▶ **AIM**
Every entry must be repeated exactly. Exclude all pictures.

(Dataset entries on figures)

******************************

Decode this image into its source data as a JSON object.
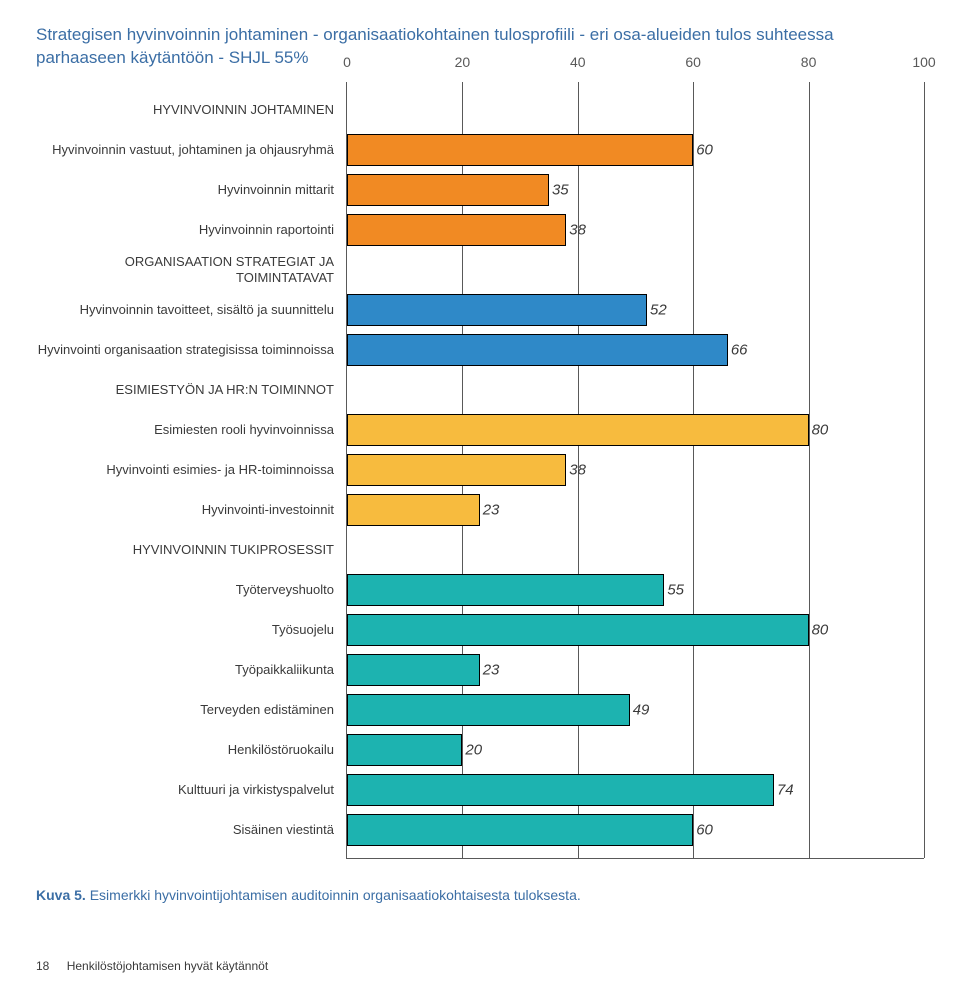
{
  "title": "Strategisen hyvinvoinnin johtaminen - organisaatiokohtainen tulosprofiili - eri osa-alueiden tulos suhteessa parhaaseen käytäntöön - SHJL 55%",
  "chart": {
    "type": "bar",
    "xlim": [
      0,
      100
    ],
    "xtick_step": 20,
    "xticks": [
      "0",
      "20",
      "40",
      "60",
      "80",
      "100"
    ],
    "background_color": "#ffffff",
    "grid_color": "#595959",
    "bar_border": "#000000",
    "label_fontsize": 13,
    "value_fontsize": 15,
    "value_fontstyle": "italic",
    "colors": {
      "orange": "#f18a23",
      "blue": "#2f89c8",
      "yellow": "#f7bb3e",
      "teal": "#1db3b0"
    },
    "rows": [
      {
        "label": "HYVINVOINNIN JOHTAMINEN",
        "value": null,
        "section": true
      },
      {
        "label": "Hyvinvoinnin vastuut, johtaminen ja ohjausryhmä",
        "value": 60,
        "color": "orange"
      },
      {
        "label": "Hyvinvoinnin mittarit",
        "value": 35,
        "color": "orange"
      },
      {
        "label": "Hyvinvoinnin raportointi",
        "value": 38,
        "color": "orange"
      },
      {
        "label": "ORGANISAATION STRATEGIAT JA TOIMINTATAVAT",
        "value": null,
        "section": true
      },
      {
        "label": "Hyvinvoinnin tavoitteet, sisältö ja suunnittelu",
        "value": 52,
        "color": "blue"
      },
      {
        "label": "Hyvinvointi organisaation strategisissa toiminnoissa",
        "value": 66,
        "color": "blue"
      },
      {
        "label": "ESIMIESTYÖN JA HR:N TOIMINNOT",
        "value": null,
        "section": true
      },
      {
        "label": "Esimiesten rooli hyvinvoinnissa",
        "value": 80,
        "color": "yellow"
      },
      {
        "label": "Hyvinvointi esimies- ja HR-toiminnoissa",
        "value": 38,
        "color": "yellow"
      },
      {
        "label": "Hyvinvointi-investoinnit",
        "value": 23,
        "color": "yellow"
      },
      {
        "label": "HYVINVOINNIN TUKIPROSESSIT",
        "value": null,
        "section": true
      },
      {
        "label": "Työterveyshuolto",
        "value": 55,
        "color": "teal"
      },
      {
        "label": "Työsuojelu",
        "value": 80,
        "color": "teal"
      },
      {
        "label": "Työpaikkaliikunta",
        "value": 23,
        "color": "teal"
      },
      {
        "label": "Terveyden edistäminen",
        "value": 49,
        "color": "teal"
      },
      {
        "label": "Henkilöstöruokailu",
        "value": 20,
        "color": "teal"
      },
      {
        "label": "Kulttuuri ja virkistyspalvelut",
        "value": 74,
        "color": "teal"
      },
      {
        "label": "Sisäinen viestintä",
        "value": 60,
        "color": "teal"
      }
    ]
  },
  "caption": {
    "bold": "Kuva 5.",
    "text": " Esimerkki hyvinvointijohtamisen auditoinnin organisaatiokohtaisesta tuloksesta."
  },
  "footer": {
    "page": "18",
    "doc": "Henkilöstöjohtamisen hyvät käytännöt"
  }
}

******************************

▶ **RESPONSE**
Decode this image into its source data as a JSON object.
{
  "title": "Strategisen hyvinvoinnin johtaminen - organisaatiokohtainen tulosprofiili - eri osa-alueiden tulos suhteessa parhaaseen käytäntöön - SHJL 55%",
  "chart": {
    "type": "bar",
    "xlim": [
      0,
      100
    ],
    "xtick_step": 20,
    "xticks": [
      "0",
      "20",
      "40",
      "60",
      "80",
      "100"
    ],
    "background_color": "#ffffff",
    "grid_color": "#595959",
    "bar_border": "#000000",
    "label_fontsize": 13,
    "value_fontsize": 15,
    "value_fontstyle": "italic",
    "colors": {
      "orange": "#f18a23",
      "blue": "#2f89c8",
      "yellow": "#f7bb3e",
      "teal": "#1db3b0"
    },
    "rows": [
      {
        "label": "HYVINVOINNIN JOHTAMINEN",
        "value": null,
        "section": true
      },
      {
        "label": "Hyvinvoinnin vastuut, johtaminen ja ohjausryhmä",
        "value": 60,
        "color": "orange"
      },
      {
        "label": "Hyvinvoinnin mittarit",
        "value": 35,
        "color": "orange"
      },
      {
        "label": "Hyvinvoinnin raportointi",
        "value": 38,
        "color": "orange"
      },
      {
        "label": "ORGANISAATION STRATEGIAT JA TOIMINTATAVAT",
        "value": null,
        "section": true
      },
      {
        "label": "Hyvinvoinnin tavoitteet, sisältö ja suunnittelu",
        "value": 52,
        "color": "blue"
      },
      {
        "label": "Hyvinvointi organisaation strategisissa toiminnoissa",
        "value": 66,
        "color": "blue"
      },
      {
        "label": "ESIMIESTYÖN JA HR:N TOIMINNOT",
        "value": null,
        "section": true
      },
      {
        "label": "Esimiesten rooli hyvinvoinnissa",
        "value": 80,
        "color": "yellow"
      },
      {
        "label": "Hyvinvointi esimies- ja HR-toiminnoissa",
        "value": 38,
        "color": "yellow"
      },
      {
        "label": "Hyvinvointi-investoinnit",
        "value": 23,
        "color": "yellow"
      },
      {
        "label": "HYVINVOINNIN TUKIPROSESSIT",
        "value": null,
        "section": true
      },
      {
        "label": "Työterveyshuolto",
        "value": 55,
        "color": "teal"
      },
      {
        "label": "Työsuojelu",
        "value": 80,
        "color": "teal"
      },
      {
        "label": "Työpaikkaliikunta",
        "value": 23,
        "color": "teal"
      },
      {
        "label": "Terveyden edistäminen",
        "value": 49,
        "color": "teal"
      },
      {
        "label": "Henkilöstöruokailu",
        "value": 20,
        "color": "teal"
      },
      {
        "label": "Kulttuuri ja virkistyspalvelut",
        "value": 74,
        "color": "teal"
      },
      {
        "label": "Sisäinen viestintä",
        "value": 60,
        "color": "teal"
      }
    ]
  },
  "caption": {
    "bold": "Kuva 5.",
    "text": " Esimerkki hyvinvointijohtamisen auditoinnin organisaatiokohtaisesta tuloksesta."
  },
  "footer": {
    "page": "18",
    "doc": "Henkilöstöjohtamisen hyvät käytännöt"
  }
}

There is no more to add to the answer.